··· Given data

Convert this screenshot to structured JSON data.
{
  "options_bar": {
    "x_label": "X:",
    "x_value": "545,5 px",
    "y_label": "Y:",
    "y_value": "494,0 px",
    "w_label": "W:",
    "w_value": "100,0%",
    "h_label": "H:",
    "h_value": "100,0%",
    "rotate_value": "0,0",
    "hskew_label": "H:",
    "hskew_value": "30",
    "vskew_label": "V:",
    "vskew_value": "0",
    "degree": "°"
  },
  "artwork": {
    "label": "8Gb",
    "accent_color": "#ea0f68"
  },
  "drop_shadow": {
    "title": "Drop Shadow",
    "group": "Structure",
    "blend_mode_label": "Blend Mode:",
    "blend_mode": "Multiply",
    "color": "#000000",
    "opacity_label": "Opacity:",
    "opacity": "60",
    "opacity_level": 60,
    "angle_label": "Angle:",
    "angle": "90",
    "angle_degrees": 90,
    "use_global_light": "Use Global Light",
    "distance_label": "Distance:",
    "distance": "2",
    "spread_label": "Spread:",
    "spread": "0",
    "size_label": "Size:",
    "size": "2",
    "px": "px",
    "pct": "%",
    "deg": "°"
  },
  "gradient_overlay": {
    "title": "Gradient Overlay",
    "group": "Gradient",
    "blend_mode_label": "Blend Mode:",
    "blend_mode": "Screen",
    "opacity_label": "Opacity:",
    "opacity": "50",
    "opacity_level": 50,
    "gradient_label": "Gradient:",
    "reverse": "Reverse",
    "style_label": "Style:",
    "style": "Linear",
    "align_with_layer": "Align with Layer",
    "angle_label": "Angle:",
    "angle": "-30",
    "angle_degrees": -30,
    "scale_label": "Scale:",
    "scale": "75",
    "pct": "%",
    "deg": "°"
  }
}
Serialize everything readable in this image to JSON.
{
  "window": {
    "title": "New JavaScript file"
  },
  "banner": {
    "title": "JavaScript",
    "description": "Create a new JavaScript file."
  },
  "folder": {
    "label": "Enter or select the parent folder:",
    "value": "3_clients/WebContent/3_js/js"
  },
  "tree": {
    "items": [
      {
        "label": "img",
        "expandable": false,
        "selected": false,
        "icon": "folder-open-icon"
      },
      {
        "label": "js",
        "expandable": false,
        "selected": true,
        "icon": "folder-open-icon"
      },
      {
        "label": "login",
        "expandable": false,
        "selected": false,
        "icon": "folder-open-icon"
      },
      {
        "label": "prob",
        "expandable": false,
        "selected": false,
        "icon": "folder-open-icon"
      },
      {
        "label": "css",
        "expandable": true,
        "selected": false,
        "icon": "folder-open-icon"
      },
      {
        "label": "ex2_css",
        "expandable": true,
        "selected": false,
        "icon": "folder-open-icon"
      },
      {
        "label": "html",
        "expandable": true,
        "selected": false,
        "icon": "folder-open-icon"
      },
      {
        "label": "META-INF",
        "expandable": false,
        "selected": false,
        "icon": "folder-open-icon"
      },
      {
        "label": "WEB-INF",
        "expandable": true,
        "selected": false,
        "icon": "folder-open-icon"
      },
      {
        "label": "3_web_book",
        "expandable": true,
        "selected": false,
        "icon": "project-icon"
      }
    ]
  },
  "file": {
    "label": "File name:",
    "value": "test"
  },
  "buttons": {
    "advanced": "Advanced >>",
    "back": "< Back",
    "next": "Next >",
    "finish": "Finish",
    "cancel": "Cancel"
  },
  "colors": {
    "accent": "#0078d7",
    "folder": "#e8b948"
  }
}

······

[Job] All the data must be duplicated exactly, with nothing added or removed.

[Output of the exercise]
Convert this screenshot to structured JSON data.
{
  "options_bar": {
    "x_label": "X:",
    "x_value": "545,5 px",
    "y_label": "Y:",
    "y_value": "494,0 px",
    "w_label": "W:",
    "w_value": "100,0%",
    "h_label": "H:",
    "h_value": "100,0%",
    "rotate_value": "0,0",
    "hskew_label": "H:",
    "hskew_value": "30",
    "vskew_label": "V:",
    "vskew_value": "0",
    "degree": "°"
  },
  "artwork": {
    "label": "8Gb",
    "accent_color": "#ea0f68"
  },
  "drop_shadow": {
    "title": "Drop Shadow",
    "group": "Structure",
    "blend_mode_label": "Blend Mode:",
    "blend_mode": "Multiply",
    "color": "#000000",
    "opacity_label": "Opacity:",
    "opacity": "60",
    "opacity_level": 60,
    "angle_label": "Angle:",
    "angle": "90",
    "angle_degrees": 90,
    "use_global_light": "Use Global Light",
    "distance_label": "Distance:",
    "distance": "2",
    "spread_label": "Spread:",
    "spread": "0",
    "size_label": "Size:",
    "size": "2",
    "px": "px",
    "pct": "%",
    "deg": "°"
  },
  "gradient_overlay": {
    "title": "Gradient Overlay",
    "group": "Gradient",
    "blend_mode_label": "Blend Mode:",
    "blend_mode": "Screen",
    "opacity_label": "Opacity:",
    "opacity": "50",
    "opacity_level": 50,
    "gradient_label": "Gradient:",
    "reverse": "Reverse",
    "style_label": "Style:",
    "style": "Linear",
    "align_with_layer": "Align with Layer",
    "angle_label": "Angle:",
    "angle": "-30",
    "angle_degrees": -30,
    "scale_label": "Scale:",
    "scale": "75",
    "pct": "%",
    "deg": "°"
  }
}
Serialize everything readable in this image to JSON.
{
  "window": {
    "title": "New JavaScript file"
  },
  "banner": {
    "title": "JavaScript",
    "description": "Create a new JavaScript file."
  },
  "folder": {
    "label": "Enter or select the parent folder:",
    "value": "3_clients/WebContent/3_js/js"
  },
  "tree": {
    "items": [
      {
        "label": "img",
        "expandable": false,
        "selected": false,
        "icon": "folder-open-icon"
      },
      {
        "label": "js",
        "expandable": false,
        "selected": true,
        "icon": "folder-open-icon"
      },
      {
        "label": "login",
        "expandable": false,
        "selected": false,
        "icon": "folder-open-icon"
      },
      {
        "label": "prob",
        "expandable": false,
        "selected": false,
        "icon": "folder-open-icon"
      },
      {
        "label": "css",
        "expandable": true,
        "selected": false,
        "icon": "folder-open-icon"
      },
      {
        "label": "ex2_css",
        "expandable": true,
        "selected": false,
        "icon": "folder-open-icon"
      },
      {
        "label": "html",
        "expandable": true,
        "selected": false,
        "icon": "folder-open-icon"
      },
      {
        "label": "META-INF",
        "expandable": false,
        "selected": false,
        "icon": "folder-open-icon"
      },
      {
        "label": "WEB-INF",
        "expandable": true,
        "selected": false,
        "icon": "folder-open-icon"
      },
      {
        "label": "3_web_book",
        "expandable": true,
        "selected": false,
        "icon": "project-icon"
      }
    ]
  },
  "file": {
    "label": "File name:",
    "value": "test"
  },
  "buttons": {
    "advanced": "Advanced >>",
    "back": "< Back",
    "next": "Next >",
    "finish": "Finish",
    "cancel": "Cancel"
  },
  "colors": {
    "accent": "#0078d7",
    "folder": "#e8b948"
  }
}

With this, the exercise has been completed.